§ **Work to complete**
Where a line in the listing contains the string "siamo", copy that line out.

Collection entries:
○ ○ ○ ○ ○ ○ ○

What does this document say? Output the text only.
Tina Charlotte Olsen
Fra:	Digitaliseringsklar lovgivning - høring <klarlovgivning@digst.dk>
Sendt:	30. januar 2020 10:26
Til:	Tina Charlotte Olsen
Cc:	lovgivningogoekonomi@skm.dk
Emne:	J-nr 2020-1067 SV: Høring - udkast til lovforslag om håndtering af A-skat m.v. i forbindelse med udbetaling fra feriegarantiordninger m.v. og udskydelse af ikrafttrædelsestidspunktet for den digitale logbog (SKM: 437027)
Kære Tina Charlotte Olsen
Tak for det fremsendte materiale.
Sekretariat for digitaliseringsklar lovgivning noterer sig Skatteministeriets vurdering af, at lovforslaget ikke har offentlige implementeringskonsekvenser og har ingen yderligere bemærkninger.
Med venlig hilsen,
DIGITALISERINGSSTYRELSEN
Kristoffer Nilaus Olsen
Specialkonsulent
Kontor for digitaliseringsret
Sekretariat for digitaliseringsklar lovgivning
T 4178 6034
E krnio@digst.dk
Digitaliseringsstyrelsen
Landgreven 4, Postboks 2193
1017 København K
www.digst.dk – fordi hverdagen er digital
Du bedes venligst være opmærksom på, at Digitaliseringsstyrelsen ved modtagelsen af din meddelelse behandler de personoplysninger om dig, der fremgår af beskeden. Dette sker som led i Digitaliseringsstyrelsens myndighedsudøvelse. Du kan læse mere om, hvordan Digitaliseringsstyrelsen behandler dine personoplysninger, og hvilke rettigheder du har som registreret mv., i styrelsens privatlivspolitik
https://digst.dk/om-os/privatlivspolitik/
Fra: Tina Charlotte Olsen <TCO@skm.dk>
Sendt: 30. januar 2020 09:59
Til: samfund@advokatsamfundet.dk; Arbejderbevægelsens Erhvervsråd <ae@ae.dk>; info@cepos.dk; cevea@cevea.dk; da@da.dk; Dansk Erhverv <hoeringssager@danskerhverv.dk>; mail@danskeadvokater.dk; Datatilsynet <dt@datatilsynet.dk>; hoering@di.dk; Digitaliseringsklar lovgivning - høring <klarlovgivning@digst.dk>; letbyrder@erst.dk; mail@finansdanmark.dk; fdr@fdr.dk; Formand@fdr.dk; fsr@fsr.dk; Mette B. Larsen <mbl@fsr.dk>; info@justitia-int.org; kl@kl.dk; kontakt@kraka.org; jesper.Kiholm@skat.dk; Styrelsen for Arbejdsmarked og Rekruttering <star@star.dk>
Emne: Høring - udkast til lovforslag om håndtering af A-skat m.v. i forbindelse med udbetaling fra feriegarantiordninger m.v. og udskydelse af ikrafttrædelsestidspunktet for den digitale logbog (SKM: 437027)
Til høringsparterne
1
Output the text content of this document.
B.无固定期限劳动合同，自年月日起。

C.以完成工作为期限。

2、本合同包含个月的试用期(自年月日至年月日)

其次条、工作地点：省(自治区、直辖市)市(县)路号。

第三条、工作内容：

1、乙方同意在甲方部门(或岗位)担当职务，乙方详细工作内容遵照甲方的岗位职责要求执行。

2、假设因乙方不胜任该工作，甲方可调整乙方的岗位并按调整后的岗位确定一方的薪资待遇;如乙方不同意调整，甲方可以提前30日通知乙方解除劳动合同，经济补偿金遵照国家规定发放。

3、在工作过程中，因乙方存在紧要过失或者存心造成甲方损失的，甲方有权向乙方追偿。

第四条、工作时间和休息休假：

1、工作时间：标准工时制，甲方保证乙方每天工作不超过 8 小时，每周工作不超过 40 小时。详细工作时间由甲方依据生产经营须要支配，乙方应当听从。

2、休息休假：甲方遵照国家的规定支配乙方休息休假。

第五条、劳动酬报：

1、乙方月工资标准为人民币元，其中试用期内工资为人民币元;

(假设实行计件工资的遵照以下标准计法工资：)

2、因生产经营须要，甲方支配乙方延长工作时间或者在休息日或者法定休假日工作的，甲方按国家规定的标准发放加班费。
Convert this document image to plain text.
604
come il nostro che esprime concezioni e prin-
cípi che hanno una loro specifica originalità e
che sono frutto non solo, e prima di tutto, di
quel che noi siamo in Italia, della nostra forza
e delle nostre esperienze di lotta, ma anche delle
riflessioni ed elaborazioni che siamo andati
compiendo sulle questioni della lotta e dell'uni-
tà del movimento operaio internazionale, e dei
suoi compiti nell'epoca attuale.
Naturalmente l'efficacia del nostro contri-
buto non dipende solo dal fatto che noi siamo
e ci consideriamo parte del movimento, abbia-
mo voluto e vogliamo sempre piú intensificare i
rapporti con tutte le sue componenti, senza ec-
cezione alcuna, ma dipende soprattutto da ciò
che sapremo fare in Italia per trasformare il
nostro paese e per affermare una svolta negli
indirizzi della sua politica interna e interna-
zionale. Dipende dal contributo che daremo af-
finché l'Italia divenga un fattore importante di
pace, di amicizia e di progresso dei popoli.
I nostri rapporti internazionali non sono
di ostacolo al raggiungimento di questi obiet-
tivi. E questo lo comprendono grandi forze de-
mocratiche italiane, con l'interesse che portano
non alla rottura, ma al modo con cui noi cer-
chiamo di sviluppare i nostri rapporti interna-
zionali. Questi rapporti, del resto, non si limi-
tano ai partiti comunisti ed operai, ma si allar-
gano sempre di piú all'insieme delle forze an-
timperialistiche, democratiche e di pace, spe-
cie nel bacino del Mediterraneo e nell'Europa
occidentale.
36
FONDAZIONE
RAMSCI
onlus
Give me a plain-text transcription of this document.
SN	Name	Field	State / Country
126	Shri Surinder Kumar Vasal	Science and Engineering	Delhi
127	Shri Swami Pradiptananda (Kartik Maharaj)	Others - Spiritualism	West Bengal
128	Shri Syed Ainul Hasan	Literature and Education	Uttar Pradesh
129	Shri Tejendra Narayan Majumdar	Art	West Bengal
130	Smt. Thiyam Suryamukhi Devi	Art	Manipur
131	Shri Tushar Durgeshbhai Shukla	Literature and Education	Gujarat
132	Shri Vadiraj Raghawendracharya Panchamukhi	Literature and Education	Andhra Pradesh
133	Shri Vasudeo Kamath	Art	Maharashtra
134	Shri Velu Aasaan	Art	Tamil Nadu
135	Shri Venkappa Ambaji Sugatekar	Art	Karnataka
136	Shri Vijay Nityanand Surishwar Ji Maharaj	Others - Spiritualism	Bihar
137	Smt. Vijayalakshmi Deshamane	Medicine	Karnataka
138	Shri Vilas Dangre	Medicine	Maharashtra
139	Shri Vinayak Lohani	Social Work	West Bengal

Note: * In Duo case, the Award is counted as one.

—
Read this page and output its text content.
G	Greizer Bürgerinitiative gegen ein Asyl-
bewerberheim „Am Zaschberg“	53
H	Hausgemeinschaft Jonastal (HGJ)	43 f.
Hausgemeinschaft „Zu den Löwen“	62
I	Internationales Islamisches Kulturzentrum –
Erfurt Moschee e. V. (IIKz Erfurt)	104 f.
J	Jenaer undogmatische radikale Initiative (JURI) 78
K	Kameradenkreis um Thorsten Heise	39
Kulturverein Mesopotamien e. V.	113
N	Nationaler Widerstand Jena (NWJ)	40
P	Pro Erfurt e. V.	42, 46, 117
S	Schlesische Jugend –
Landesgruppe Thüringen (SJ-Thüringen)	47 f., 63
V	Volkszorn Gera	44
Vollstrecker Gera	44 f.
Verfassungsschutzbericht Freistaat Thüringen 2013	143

○ ○ ○ ○ ○ ○ ○

§ **Exercise response**
quel che noi siamo in Italia, della nostra forza
riflessioni ed elaborazioni che siamo andati
buto non dipende solo dal fatto che noi siamo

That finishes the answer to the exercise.